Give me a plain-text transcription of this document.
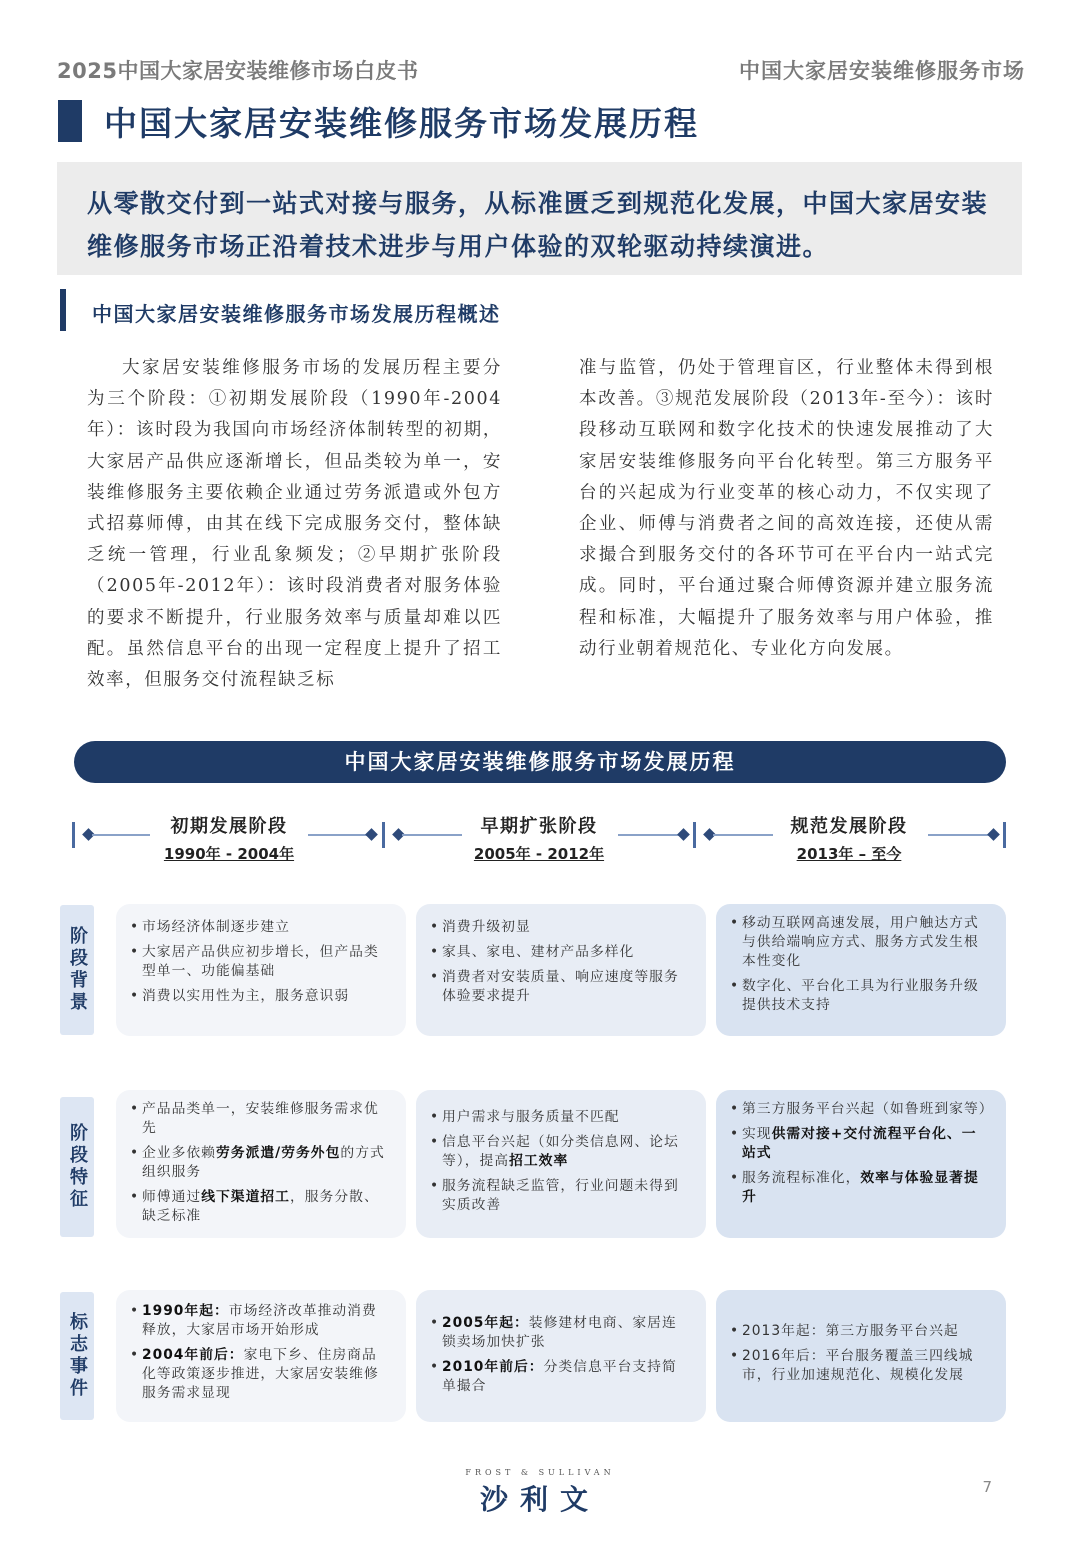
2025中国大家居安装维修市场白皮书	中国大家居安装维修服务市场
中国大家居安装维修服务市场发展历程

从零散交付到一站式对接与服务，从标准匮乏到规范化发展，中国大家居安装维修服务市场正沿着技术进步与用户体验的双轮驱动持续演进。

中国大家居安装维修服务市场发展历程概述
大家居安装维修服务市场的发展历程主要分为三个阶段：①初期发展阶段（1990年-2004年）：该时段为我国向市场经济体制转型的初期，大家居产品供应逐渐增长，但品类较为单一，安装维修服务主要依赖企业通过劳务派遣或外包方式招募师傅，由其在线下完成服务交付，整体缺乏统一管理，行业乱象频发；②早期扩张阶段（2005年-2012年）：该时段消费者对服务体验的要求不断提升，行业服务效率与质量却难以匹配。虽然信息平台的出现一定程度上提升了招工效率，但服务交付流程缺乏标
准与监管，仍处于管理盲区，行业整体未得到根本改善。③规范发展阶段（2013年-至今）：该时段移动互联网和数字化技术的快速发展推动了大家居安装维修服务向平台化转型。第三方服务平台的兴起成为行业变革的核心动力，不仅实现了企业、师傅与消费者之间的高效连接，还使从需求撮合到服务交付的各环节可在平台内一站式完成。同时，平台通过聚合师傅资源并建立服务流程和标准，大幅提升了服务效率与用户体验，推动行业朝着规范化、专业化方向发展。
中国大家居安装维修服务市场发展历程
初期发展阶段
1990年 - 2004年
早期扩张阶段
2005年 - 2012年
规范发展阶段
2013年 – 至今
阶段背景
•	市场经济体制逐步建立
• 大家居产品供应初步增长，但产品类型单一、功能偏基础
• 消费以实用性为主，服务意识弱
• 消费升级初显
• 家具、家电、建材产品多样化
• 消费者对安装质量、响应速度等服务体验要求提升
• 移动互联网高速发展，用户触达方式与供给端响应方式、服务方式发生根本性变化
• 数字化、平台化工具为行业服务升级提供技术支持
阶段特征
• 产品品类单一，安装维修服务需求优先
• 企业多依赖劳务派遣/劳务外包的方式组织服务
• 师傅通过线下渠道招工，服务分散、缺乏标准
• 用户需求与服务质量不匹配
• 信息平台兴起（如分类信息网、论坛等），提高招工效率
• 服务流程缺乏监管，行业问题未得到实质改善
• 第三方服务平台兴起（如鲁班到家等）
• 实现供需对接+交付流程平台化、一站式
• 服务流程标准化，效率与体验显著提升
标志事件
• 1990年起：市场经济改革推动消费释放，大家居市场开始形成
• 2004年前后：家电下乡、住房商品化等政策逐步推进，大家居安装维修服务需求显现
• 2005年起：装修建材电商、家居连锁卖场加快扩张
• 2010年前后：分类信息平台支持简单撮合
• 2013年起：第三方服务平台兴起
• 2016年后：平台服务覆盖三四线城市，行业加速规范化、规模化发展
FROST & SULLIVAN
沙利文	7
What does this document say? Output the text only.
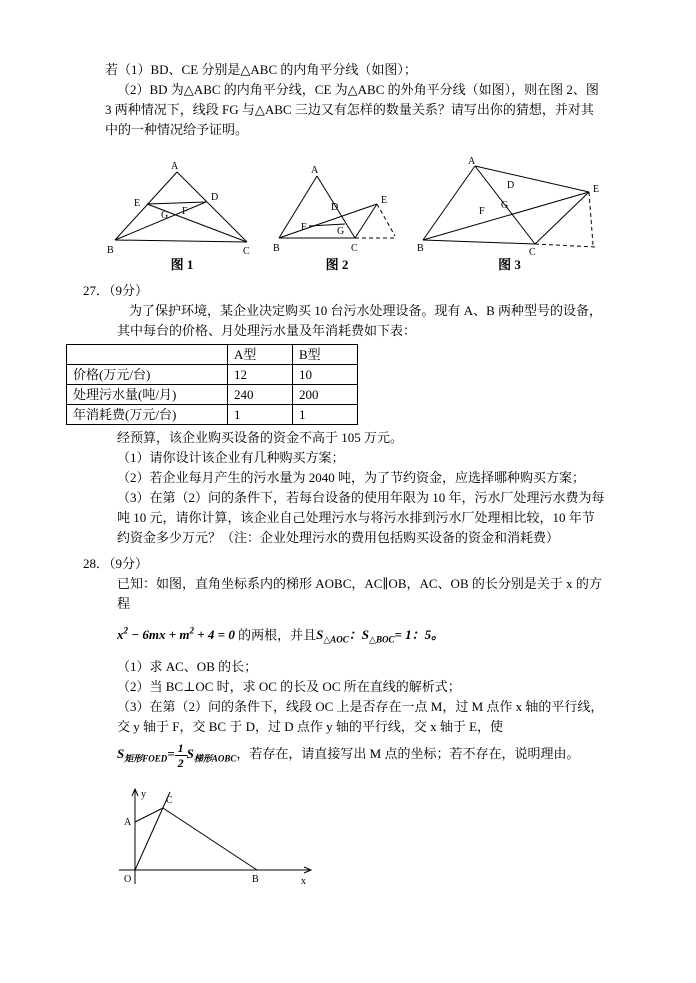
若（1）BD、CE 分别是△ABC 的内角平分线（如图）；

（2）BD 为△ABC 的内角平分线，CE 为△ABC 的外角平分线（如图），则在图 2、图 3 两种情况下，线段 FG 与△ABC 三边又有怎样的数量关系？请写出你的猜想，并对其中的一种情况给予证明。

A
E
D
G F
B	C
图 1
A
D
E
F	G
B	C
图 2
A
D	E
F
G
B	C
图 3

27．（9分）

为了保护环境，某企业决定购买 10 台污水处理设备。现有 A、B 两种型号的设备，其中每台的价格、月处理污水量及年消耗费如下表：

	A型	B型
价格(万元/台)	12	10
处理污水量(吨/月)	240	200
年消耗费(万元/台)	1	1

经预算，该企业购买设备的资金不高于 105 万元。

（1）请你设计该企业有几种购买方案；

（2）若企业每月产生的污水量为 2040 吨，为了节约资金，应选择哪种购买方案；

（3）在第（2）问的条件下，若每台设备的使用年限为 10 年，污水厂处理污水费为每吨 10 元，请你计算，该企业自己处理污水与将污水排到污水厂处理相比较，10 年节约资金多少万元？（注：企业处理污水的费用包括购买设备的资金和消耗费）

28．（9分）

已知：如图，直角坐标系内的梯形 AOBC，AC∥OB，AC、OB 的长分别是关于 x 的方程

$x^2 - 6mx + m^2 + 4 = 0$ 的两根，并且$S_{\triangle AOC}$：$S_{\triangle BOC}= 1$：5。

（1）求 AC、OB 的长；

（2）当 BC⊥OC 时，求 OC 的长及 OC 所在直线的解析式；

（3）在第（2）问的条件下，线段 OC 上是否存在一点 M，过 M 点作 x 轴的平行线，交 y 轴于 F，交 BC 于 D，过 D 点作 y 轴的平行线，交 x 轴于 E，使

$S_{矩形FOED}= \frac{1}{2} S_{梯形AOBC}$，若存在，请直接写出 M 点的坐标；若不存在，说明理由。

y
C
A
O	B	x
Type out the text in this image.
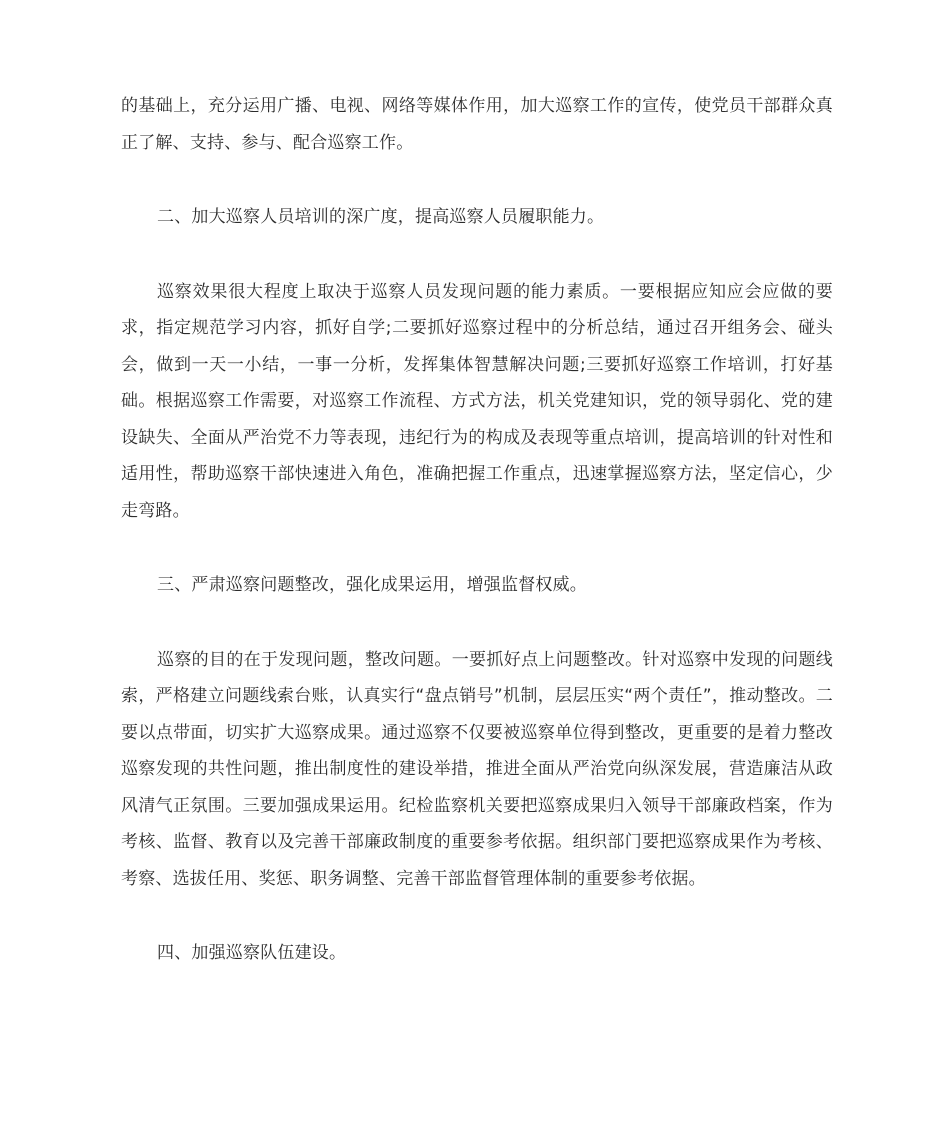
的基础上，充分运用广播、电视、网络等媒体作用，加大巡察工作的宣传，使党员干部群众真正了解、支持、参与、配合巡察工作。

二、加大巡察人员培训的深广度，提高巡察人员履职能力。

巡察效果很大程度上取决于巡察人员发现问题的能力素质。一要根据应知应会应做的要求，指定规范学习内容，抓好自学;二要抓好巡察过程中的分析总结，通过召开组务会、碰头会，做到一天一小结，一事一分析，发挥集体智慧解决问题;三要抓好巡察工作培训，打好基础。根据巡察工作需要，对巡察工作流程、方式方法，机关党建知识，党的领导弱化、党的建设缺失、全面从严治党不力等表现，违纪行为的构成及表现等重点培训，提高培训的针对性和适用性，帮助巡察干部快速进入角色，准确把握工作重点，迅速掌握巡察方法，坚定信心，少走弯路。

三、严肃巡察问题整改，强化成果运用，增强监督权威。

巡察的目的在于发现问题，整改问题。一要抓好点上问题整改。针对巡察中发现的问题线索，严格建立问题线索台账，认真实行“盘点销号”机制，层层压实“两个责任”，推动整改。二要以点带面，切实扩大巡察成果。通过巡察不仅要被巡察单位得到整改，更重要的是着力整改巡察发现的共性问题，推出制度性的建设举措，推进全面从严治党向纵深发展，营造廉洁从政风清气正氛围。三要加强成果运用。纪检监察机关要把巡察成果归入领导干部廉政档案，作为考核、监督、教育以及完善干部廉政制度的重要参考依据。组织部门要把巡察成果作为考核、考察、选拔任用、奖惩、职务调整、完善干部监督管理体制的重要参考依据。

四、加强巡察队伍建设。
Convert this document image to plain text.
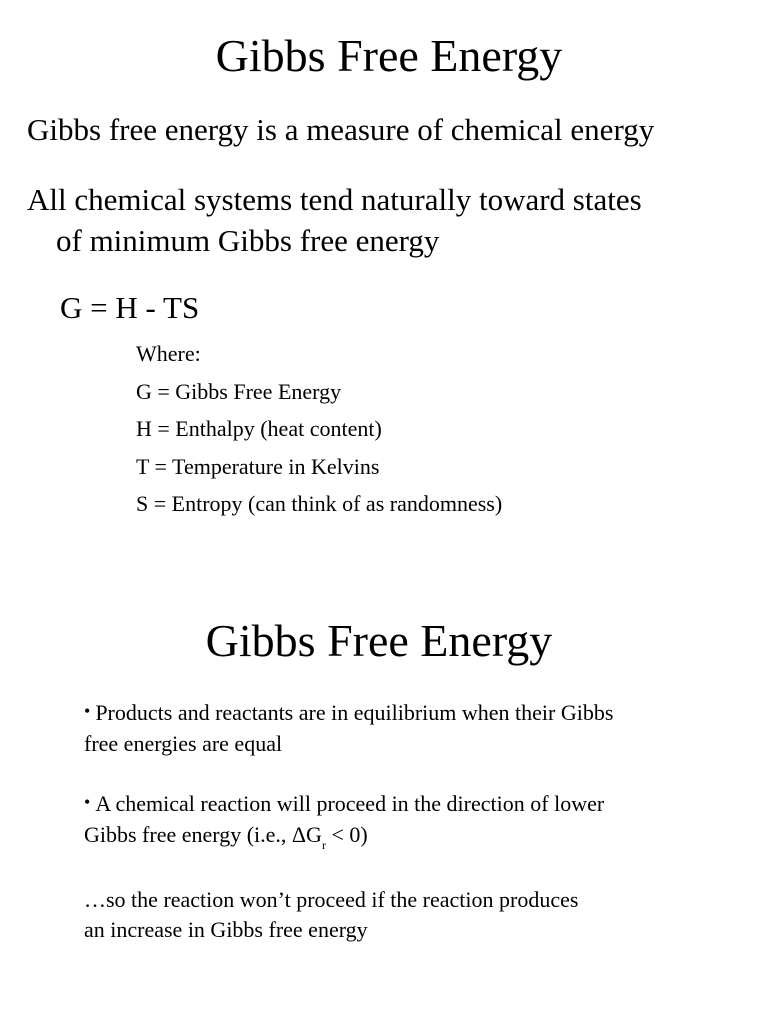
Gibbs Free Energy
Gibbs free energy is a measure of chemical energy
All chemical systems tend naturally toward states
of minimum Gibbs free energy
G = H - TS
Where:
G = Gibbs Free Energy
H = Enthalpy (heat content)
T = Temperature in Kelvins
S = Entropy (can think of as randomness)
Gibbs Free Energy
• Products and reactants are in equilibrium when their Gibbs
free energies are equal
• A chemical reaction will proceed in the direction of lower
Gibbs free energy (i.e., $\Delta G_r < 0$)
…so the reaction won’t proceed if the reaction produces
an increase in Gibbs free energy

Objective >>
Output every entry exactly as given; pictures are not part of the copy.

Reply to the exercise >>
Give me a plain-text transcription of this document.
2025中国大家居安装维修市场白皮书	中国大家居安装维修服务市场
中国大家居安装维修服务市场发展历程

从零散交付到一站式对接与服务，从标准匮乏到规范化发展，中国大家居安装维修服务市场正沿着技术进步与用户体验的双轮驱动持续演进。

中国大家居安装维修服务市场发展历程概述
大家居安装维修服务市场的发展历程主要分为三个阶段：①初期发展阶段（1990年-2004年）：该时段为我国向市场经济体制转型的初期，大家居产品供应逐渐增长，但品类较为单一，安装维修服务主要依赖企业通过劳务派遣或外包方式招募师傅，由其在线下完成服务交付，整体缺乏统一管理，行业乱象频发；②早期扩张阶段（2005年-2012年）：该时段消费者对服务体验的要求不断提升，行业服务效率与质量却难以匹配。虽然信息平台的出现一定程度上提升了招工效率，但服务交付流程缺乏标
准与监管，仍处于管理盲区，行业整体未得到根本改善。③规范发展阶段（2013年-至今）：该时段移动互联网和数字化技术的快速发展推动了大家居安装维修服务向平台化转型。第三方服务平台的兴起成为行业变革的核心动力，不仅实现了企业、师傅与消费者之间的高效连接，还使从需求撮合到服务交付的各环节可在平台内一站式完成。同时，平台通过聚合师傅资源并建立服务流程和标准，大幅提升了服务效率与用户体验，推动行业朝着规范化、专业化方向发展。
中国大家居安装维修服务市场发展历程
初期发展阶段
1990年 - 2004年
早期扩张阶段
2005年 - 2012年
规范发展阶段
2013年 – 至今
阶段背景
•	市场经济体制逐步建立
• 大家居产品供应初步增长，但产品类型单一、功能偏基础
• 消费以实用性为主，服务意识弱
• 消费升级初显
• 家具、家电、建材产品多样化
• 消费者对安装质量、响应速度等服务体验要求提升
• 移动互联网高速发展，用户触达方式与供给端响应方式、服务方式发生根本性变化
• 数字化、平台化工具为行业服务升级提供技术支持
阶段特征
• 产品品类单一，安装维修服务需求优先
• 企业多依赖劳务派遣/劳务外包的方式组织服务
• 师傅通过线下渠道招工，服务分散、缺乏标准
• 用户需求与服务质量不匹配
• 信息平台兴起（如分类信息网、论坛等），提高招工效率
• 服务流程缺乏监管，行业问题未得到实质改善
• 第三方服务平台兴起（如鲁班到家等）
• 实现供需对接+交付流程平台化、一站式
• 服务流程标准化，效率与体验显著提升
标志事件
• 1990年起：市场经济改革推动消费释放，大家居市场开始形成
• 2004年前后：家电下乡、住房商品化等政策逐步推进，大家居安装维修服务需求显现
• 2005年起：装修建材电商、家居连锁卖场加快扩张
• 2010年前后：分类信息平台支持简单撮合
• 2013年起：第三方服务平台兴起
• 2016年后：平台服务覆盖三四线城市，行业加速规范化、规模化发展
FROST & SULLIVAN
沙利文	7
What does this document say? Output the text only.
若（1）BD、CE 分别是△ABC 的内角平分线（如图）；

（2）BD 为△ABC 的内角平分线，CE 为△ABC 的外角平分线（如图），则在图 2、图 3 两种情况下，线段 FG 与△ABC 三边又有怎样的数量关系？请写出你的猜想，并对其中的一种情况给予证明。

A
E
D
G F
B	C
图 1
A
D
E
F	G
B	C
图 2
A
D	E
F
G
B	C
图 3

27．（9分）

为了保护环境，某企业决定购买 10 台污水处理设备。现有 A、B 两种型号的设备，其中每台的价格、月处理污水量及年消耗费如下表：

	A型	B型
价格(万元/台)	12	10
处理污水量(吨/月)	240	200
年消耗费(万元/台)	1	1

经预算，该企业购买设备的资金不高于 105 万元。

（1）请你设计该企业有几种购买方案；

（2）若企业每月产生的污水量为 2040 吨，为了节约资金，应选择哪种购买方案；

（3）在第（2）问的条件下，若每台设备的使用年限为 10 年，污水厂处理污水费为每吨 10 元，请你计算，该企业自己处理污水与将污水排到污水厂处理相比较，10 年节约资金多少万元？（注：企业处理污水的费用包括购买设备的资金和消耗费）

28．（9分）

已知：如图，直角坐标系内的梯形 AOBC，AC∥OB，AC、OB 的长分别是关于 x 的方程

$x^2 - 6mx + m^2 + 4 = 0$ 的两根，并且$S_{\triangle AOC}$：$S_{\triangle BOC}= 1$：5。

（1）求 AC、OB 的长；

（2）当 BC⊥OC 时，求 OC 的长及 OC 所在直线的解析式；

（3）在第（2）问的条件下，线段 OC 上是否存在一点 M，过 M 点作 x 轴的平行线，交 y 轴于 F，交 BC 于 D，过 D 点作 y 轴的平行线，交 x 轴于 E，使

$S_{矩形FOED}= \frac{1}{2} S_{梯形AOBC}$，若存在，请直接写出 M 点的坐标；若不存在，说明理由。

y
C
A
O	B	x
Type out the text in this image.
的基础上，充分运用广播、电视、网络等媒体作用，加大巡察工作的宣传，使党员干部群众真正了解、支持、参与、配合巡察工作。

二、加大巡察人员培训的深广度，提高巡察人员履职能力。

巡察效果很大程度上取决于巡察人员发现问题的能力素质。一要根据应知应会应做的要求，指定规范学习内容，抓好自学;二要抓好巡察过程中的分析总结，通过召开组务会、碰头会，做到一天一小结，一事一分析，发挥集体智慧解决问题;三要抓好巡察工作培训，打好基础。根据巡察工作需要，对巡察工作流程、方式方法，机关党建知识，党的领导弱化、党的建设缺失、全面从严治党不力等表现，违纪行为的构成及表现等重点培训，提高培训的针对性和适用性，帮助巡察干部快速进入角色，准确把握工作重点，迅速掌握巡察方法，坚定信心，少走弯路。

三、严肃巡察问题整改，强化成果运用，增强监督权威。

巡察的目的在于发现问题，整改问题。一要抓好点上问题整改。针对巡察中发现的问题线索，严格建立问题线索台账，认真实行“盘点销号”机制，层层压实“两个责任”，推动整改。二要以点带面，切实扩大巡察成果。通过巡察不仅要被巡察单位得到整改，更重要的是着力整改巡察发现的共性问题，推出制度性的建设举措，推进全面从严治党向纵深发展，营造廉洁从政风清气正氛围。三要加强成果运用。纪检监察机关要把巡察成果归入领导干部廉政档案，作为考核、监督、教育以及完善干部廉政制度的重要参考依据。组织部门要把巡察成果作为考核、考察、选拔任用、奖惩、职务调整、完善干部监督管理体制的重要参考依据。

四、加强巡察队伍建设。
Convert this document image to plain text.
Gibbs Free Energy
Gibbs free energy is a measure of chemical energy
All chemical systems tend naturally toward states
of minimum Gibbs free energy
G = H - TS
Where:
G = Gibbs Free Energy
H = Enthalpy (heat content)
T = Temperature in Kelvins
S = Entropy (can think of as randomness)
Gibbs Free Energy
• Products and reactants are in equilibrium when their Gibbs
free energies are equal
• A chemical reaction will proceed in the direction of lower
Gibbs free energy (i.e., $\Delta G_r < 0$)
…so the reaction won’t proceed if the reaction produces
an increase in Gibbs free energy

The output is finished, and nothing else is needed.